▶ _TASK GOAL_
In the recipe below, what is suggested as a substitute for the lime juice in the chicken marinade?

--- Start TEXT BLOCK ---

Prep Time 30 minutes
Cook Time 16 minutes
Total Time 46 minutes
Servings: 4 servings
Course: Dinner, Lunch, Salad
Cuisine: American, Healthy
Calories: 450

Ingredients
  

For the Chicken Marinade
  • 1.2 pounds boneless skinless chicken breast Can be substituted with turkey or tofu for a vegetarian option.
  • 2 tablespoons olive oil Can be swapped with avocado oil for a different flavor.
  • 1 lime lime (juiced) Lemon juice can work in a pinch.
  • 1 teaspoon chili powder Experiment with paprika for a smokier flavor.
  • 1 teaspoon smoked paprika Regular paprika can be used, but you’ll miss that smokiness.
  • 1 teaspoon ground cumin Coriander can be a suitable substitute.
  • ½ teaspoon garlic powder Regular garlic can be used if you prefer fresh.
  • Kosher salt and ground pepper Essential for seasoning; adjust according to preference.
For the Dressing
  • ¾ cup plain Greek yogurt Dairy-free yogurt can be a great alternative.

--- End TEXT BLOCK ---
--- Start DATA EXCERPT ---

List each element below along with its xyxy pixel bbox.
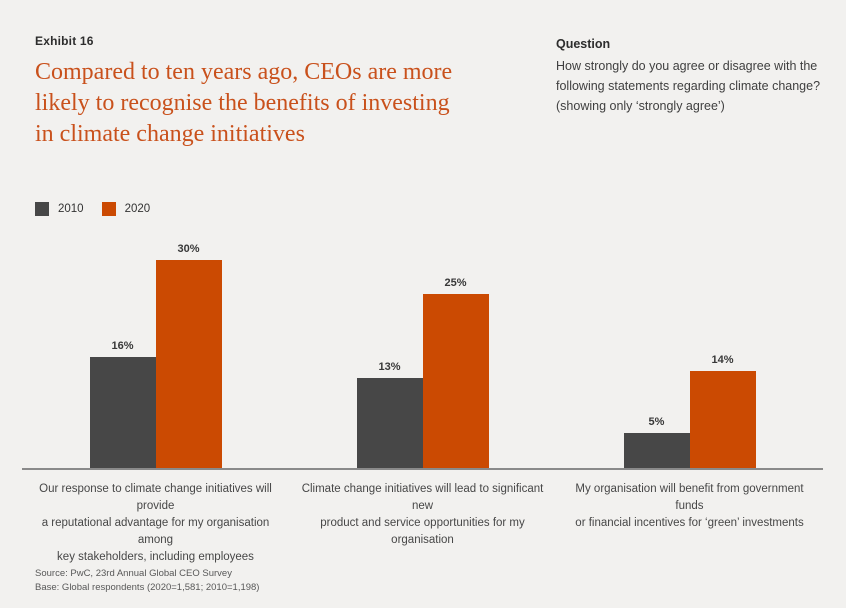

--- End DATA EXCERPT ---

▶ _SOLVED EXERCISE_
Lemon juice can work in a pinch.